[Extracts from a graphics dataset]
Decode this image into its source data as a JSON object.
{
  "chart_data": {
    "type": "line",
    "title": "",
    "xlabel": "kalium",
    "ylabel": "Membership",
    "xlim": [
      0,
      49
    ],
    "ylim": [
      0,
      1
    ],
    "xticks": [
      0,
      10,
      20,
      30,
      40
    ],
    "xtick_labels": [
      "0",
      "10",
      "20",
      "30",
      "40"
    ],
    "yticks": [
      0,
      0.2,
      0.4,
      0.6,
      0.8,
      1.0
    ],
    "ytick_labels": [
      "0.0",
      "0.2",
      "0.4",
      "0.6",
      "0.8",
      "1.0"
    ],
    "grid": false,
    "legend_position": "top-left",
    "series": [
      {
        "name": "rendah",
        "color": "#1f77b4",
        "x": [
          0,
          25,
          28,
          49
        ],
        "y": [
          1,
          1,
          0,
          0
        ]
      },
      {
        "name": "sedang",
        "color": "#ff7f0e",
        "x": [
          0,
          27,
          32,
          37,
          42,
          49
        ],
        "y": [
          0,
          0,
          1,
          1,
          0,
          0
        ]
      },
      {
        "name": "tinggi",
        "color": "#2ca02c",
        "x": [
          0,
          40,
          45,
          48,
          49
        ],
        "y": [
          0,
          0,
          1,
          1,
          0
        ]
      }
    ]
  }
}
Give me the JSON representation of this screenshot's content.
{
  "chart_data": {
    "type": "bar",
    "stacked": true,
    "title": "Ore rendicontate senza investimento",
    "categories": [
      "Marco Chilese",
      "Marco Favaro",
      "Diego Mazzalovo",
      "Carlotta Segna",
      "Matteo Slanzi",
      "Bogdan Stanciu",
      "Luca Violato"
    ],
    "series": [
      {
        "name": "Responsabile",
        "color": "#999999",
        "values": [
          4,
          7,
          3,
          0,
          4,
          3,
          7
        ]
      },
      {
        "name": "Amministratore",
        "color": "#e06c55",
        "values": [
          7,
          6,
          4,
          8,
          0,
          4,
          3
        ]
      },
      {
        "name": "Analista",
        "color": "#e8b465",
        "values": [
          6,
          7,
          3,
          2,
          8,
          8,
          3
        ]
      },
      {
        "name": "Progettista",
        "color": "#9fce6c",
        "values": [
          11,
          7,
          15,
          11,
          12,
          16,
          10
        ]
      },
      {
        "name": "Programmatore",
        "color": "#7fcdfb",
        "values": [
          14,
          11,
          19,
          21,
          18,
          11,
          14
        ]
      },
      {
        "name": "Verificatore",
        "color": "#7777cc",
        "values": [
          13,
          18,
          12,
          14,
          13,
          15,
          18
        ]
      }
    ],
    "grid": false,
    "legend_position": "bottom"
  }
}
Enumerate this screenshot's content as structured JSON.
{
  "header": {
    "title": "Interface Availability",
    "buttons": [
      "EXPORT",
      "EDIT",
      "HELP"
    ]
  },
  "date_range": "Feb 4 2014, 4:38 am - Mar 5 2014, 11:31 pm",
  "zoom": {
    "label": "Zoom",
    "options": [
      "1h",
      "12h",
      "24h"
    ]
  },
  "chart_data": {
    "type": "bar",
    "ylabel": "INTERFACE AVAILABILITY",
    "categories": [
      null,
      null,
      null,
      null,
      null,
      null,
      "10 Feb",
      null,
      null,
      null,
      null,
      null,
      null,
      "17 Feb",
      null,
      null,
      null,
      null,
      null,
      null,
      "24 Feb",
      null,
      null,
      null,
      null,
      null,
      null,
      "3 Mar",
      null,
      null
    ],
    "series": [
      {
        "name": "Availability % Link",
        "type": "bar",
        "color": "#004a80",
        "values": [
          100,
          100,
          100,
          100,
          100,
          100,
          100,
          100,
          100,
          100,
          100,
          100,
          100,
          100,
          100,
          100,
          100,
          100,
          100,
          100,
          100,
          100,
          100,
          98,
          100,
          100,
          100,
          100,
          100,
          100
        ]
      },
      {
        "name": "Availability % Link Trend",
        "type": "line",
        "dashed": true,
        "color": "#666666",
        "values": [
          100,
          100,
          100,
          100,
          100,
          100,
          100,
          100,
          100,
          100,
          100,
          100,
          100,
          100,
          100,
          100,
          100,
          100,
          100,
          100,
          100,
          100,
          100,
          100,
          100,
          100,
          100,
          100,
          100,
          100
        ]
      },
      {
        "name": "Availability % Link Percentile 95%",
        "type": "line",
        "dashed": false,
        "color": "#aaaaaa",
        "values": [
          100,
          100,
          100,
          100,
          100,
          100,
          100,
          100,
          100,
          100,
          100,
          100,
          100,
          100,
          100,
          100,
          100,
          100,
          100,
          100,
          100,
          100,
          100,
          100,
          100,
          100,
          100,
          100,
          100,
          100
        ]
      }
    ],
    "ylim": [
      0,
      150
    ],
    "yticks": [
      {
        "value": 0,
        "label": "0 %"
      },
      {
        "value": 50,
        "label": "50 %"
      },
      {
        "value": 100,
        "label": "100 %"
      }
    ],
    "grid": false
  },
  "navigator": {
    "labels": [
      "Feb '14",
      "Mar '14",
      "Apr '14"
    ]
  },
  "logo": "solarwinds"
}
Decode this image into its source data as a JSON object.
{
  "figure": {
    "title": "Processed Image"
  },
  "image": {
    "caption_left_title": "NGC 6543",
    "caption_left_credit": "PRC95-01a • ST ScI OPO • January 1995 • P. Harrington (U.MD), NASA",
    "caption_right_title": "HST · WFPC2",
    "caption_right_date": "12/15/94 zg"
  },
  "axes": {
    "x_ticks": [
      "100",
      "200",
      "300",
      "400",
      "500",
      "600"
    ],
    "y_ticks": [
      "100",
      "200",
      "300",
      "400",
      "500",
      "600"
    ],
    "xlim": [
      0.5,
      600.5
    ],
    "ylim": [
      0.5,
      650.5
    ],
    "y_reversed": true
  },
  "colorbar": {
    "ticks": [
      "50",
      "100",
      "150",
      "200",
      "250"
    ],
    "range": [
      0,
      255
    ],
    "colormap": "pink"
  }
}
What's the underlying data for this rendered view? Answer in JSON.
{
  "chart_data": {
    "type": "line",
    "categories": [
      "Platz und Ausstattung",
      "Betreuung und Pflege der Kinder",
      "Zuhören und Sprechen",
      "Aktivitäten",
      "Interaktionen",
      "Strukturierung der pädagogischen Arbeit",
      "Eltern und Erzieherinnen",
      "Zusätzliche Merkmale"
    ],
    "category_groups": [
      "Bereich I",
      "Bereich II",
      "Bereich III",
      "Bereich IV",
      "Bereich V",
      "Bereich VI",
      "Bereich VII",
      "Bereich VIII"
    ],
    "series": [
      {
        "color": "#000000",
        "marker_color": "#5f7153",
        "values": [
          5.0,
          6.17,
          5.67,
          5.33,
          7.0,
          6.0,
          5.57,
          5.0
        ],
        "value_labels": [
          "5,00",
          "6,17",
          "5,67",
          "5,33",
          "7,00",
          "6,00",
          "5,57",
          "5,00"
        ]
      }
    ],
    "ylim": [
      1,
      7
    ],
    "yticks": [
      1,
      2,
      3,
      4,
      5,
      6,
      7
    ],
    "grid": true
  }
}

■ Exercise brief
Quote all the records. Keep every word exact.

■ Full output
Decode this image into its source data as a JSON object.
{
  "chart_data": {
    "type": "line",
    "title": "",
    "xlabel": "kalium",
    "ylabel": "Membership",
    "xlim": [
      0,
      49
    ],
    "ylim": [
      0,
      1
    ],
    "xticks": [
      0,
      10,
      20,
      30,
      40
    ],
    "xtick_labels": [
      "0",
      "10",
      "20",
      "30",
      "40"
    ],
    "yticks": [
      0,
      0.2,
      0.4,
      0.6,
      0.8,
      1.0
    ],
    "ytick_labels": [
      "0.0",
      "0.2",
      "0.4",
      "0.6",
      "0.8",
      "1.0"
    ],
    "grid": false,
    "legend_position": "top-left",
    "series": [
      {
        "name": "rendah",
        "color": "#1f77b4",
        "x": [
          0,
          25,
          28,
          49
        ],
        "y": [
          1,
          1,
          0,
          0
        ]
      },
      {
        "name": "sedang",
        "color": "#ff7f0e",
        "x": [
          0,
          27,
          32,
          37,
          42,
          49
        ],
        "y": [
          0,
          0,
          1,
          1,
          0,
          0
        ]
      },
      {
        "name": "tinggi",
        "color": "#2ca02c",
        "x": [
          0,
          40,
          45,
          48,
          49
        ],
        "y": [
          0,
          0,
          1,
          1,
          0
        ]
      }
    ]
  }
}
Give me the JSON representation of this screenshot's content.
{
  "chart_data": {
    "type": "bar",
    "stacked": true,
    "title": "Ore rendicontate senza investimento",
    "categories": [
      "Marco Chilese",
      "Marco Favaro",
      "Diego Mazzalovo",
      "Carlotta Segna",
      "Matteo Slanzi",
      "Bogdan Stanciu",
      "Luca Violato"
    ],
    "series": [
      {
        "name": "Responsabile",
        "color": "#999999",
        "values": [
          4,
          7,
          3,
          0,
          4,
          3,
          7
        ]
      },
      {
        "name": "Amministratore",
        "color": "#e06c55",
        "values": [
          7,
          6,
          4,
          8,
          0,
          4,
          3
        ]
      },
      {
        "name": "Analista",
        "color": "#e8b465",
        "values": [
          6,
          7,
          3,
          2,
          8,
          8,
          3
        ]
      },
      {
        "name": "Progettista",
        "color": "#9fce6c",
        "values": [
          11,
          7,
          15,
          11,
          12,
          16,
          10
        ]
      },
      {
        "name": "Programmatore",
        "color": "#7fcdfb",
        "values": [
          14,
          11,
          19,
          21,
          18,
          11,
          14
        ]
      },
      {
        "name": "Verificatore",
        "color": "#7777cc",
        "values": [
          13,
          18,
          12,
          14,
          13,
          15,
          18
        ]
      }
    ],
    "grid": false,
    "legend_position": "bottom"
  }
}
Enumerate this screenshot's content as structured JSON.
{
  "header": {
    "title": "Interface Availability",
    "buttons": [
      "EXPORT",
      "EDIT",
      "HELP"
    ]
  },
  "date_range": "Feb 4 2014, 4:38 am - Mar 5 2014, 11:31 pm",
  "zoom": {
    "label": "Zoom",
    "options": [
      "1h",
      "12h",
      "24h"
    ]
  },
  "chart_data": {
    "type": "bar",
    "ylabel": "INTERFACE AVAILABILITY",
    "categories": [
      null,
      null,
      null,
      null,
      null,
      null,
      "10 Feb",
      null,
      null,
      null,
      null,
      null,
      null,
      "17 Feb",
      null,
      null,
      null,
      null,
      null,
      null,
      "24 Feb",
      null,
      null,
      null,
      null,
      null,
      null,
      "3 Mar",
      null,
      null
    ],
    "series": [
      {
        "name": "Availability % Link",
        "type": "bar",
        "color": "#004a80",
        "values": [
          100,
          100,
          100,
          100,
          100,
          100,
          100,
          100,
          100,
          100,
          100,
          100,
          100,
          100,
          100,
          100,
          100,
          100,
          100,
          100,
          100,
          100,
          100,
          98,
          100,
          100,
          100,
          100,
          100,
          100
        ]
      },
      {
        "name": "Availability % Link Trend",
        "type": "line",
        "dashed": true,
        "color": "#666666",
        "values": [
          100,
          100,
          100,
          100,
          100,
          100,
          100,
          100,
          100,
          100,
          100,
          100,
          100,
          100,
          100,
          100,
          100,
          100,
          100,
          100,
          100,
          100,
          100,
          100,
          100,
          100,
          100,
          100,
          100,
          100
        ]
      },
      {
        "name": "Availability % Link Percentile 95%",
        "type": "line",
        "dashed": false,
        "color": "#aaaaaa",
        "values": [
          100,
          100,
          100,
          100,
          100,
          100,
          100,
          100,
          100,
          100,
          100,
          100,
          100,
          100,
          100,
          100,
          100,
          100,
          100,
          100,
          100,
          100,
          100,
          100,
          100,
          100,
          100,
          100,
          100,
          100
        ]
      }
    ],
    "ylim": [
      0,
      150
    ],
    "yticks": [
      {
        "value": 0,
        "label": "0 %"
      },
      {
        "value": 50,
        "label": "50 %"
      },
      {
        "value": 100,
        "label": "100 %"
      }
    ],
    "grid": false
  },
  "navigator": {
    "labels": [
      "Feb '14",
      "Mar '14",
      "Apr '14"
    ]
  },
  "logo": "solarwinds"
}
Decode this image into its source data as a JSON object.
{
  "figure": {
    "title": "Processed Image"
  },
  "image": {
    "caption_left_title": "NGC 6543",
    "caption_left_credit": "PRC95-01a • ST ScI OPO • January 1995 • P. Harrington (U.MD), NASA",
    "caption_right_title": "HST · WFPC2",
    "caption_right_date": "12/15/94 zg"
  },
  "axes": {
    "x_ticks": [
      "100",
      "200",
      "300",
      "400",
      "500",
      "600"
    ],
    "y_ticks": [
      "100",
      "200",
      "300",
      "400",
      "500",
      "600"
    ],
    "xlim": [
      0.5,
      600.5
    ],
    "ylim": [
      0.5,
      650.5
    ],
    "y_reversed": true
  },
  "colorbar": {
    "ticks": [
      "50",
      "100",
      "150",
      "200",
      "250"
    ],
    "range": [
      0,
      255
    ],
    "colormap": "pink"
  }
}
What's the underlying data for this rendered view? Answer in JSON.
{
  "chart_data": {
    "type": "line",
    "categories": [
      "Platz und Ausstattung",
      "Betreuung und Pflege der Kinder",
      "Zuhören und Sprechen",
      "Aktivitäten",
      "Interaktionen",
      "Strukturierung der pädagogischen Arbeit",
      "Eltern und Erzieherinnen",
      "Zusätzliche Merkmale"
    ],
    "category_groups": [
      "Bereich I",
      "Bereich II",
      "Bereich III",
      "Bereich IV",
      "Bereich V",
      "Bereich VI",
      "Bereich VII",
      "Bereich VIII"
    ],
    "series": [
      {
        "color": "#000000",
        "marker_color": "#5f7153",
        "values": [
          5.0,
          6.17,
          5.67,
          5.33,
          7.0,
          6.0,
          5.57,
          5.0
        ],
        "value_labels": [
          "5,00",
          "6,17",
          "5,67",
          "5,33",
          "7,00",
          "6,00",
          "5,57",
          "5,00"
        ]
      }
    ],
    "ylim": [
      1,
      7
    ],
    "yticks": [
      1,
      2,
      3,
      4,
      5,
      6,
      7
    ],
    "grid": true
  }
}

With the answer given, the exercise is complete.